TASK INSTRUCTIONS. Go over the lines below, and when one contains the word "stages", copy it.

Stored entries:
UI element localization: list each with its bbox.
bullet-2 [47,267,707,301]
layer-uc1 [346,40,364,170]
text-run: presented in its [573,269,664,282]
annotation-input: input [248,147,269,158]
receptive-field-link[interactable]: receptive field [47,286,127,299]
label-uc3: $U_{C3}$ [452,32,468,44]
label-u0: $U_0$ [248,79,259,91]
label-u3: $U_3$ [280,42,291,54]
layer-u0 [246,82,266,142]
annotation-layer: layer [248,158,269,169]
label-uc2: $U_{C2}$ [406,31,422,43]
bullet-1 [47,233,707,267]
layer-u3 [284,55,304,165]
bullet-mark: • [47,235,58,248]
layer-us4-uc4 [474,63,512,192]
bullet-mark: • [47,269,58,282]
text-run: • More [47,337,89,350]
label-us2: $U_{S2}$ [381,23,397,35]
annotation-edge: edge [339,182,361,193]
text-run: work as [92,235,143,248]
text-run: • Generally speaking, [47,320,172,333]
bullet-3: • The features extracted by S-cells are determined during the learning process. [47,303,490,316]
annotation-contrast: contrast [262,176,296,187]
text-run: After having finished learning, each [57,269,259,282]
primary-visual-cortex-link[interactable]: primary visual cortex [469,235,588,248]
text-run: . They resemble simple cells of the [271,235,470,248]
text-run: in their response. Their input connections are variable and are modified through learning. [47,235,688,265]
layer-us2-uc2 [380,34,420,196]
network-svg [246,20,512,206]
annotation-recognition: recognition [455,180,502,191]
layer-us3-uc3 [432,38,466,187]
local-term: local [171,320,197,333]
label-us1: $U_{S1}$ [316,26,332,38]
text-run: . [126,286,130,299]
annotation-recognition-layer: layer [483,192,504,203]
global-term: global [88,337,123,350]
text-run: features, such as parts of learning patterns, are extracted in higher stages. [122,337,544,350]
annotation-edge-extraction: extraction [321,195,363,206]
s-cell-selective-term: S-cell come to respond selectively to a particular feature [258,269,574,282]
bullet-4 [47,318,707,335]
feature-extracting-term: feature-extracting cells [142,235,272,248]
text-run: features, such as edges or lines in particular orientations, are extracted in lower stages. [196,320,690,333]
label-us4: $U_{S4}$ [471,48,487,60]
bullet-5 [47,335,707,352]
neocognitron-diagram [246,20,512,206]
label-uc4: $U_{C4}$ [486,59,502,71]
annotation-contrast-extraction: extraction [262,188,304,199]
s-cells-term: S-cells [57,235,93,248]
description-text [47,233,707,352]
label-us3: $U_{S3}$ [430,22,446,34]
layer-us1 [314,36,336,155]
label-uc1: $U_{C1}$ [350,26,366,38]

EXERCISE OUTPUT.
text-run: features, such as parts of learning patterns, are extracted in higher stages. [122,337,544,350]
text-run: features, such as edges or lines in particular orientations, are extracted in lower stages. [196,320,690,333]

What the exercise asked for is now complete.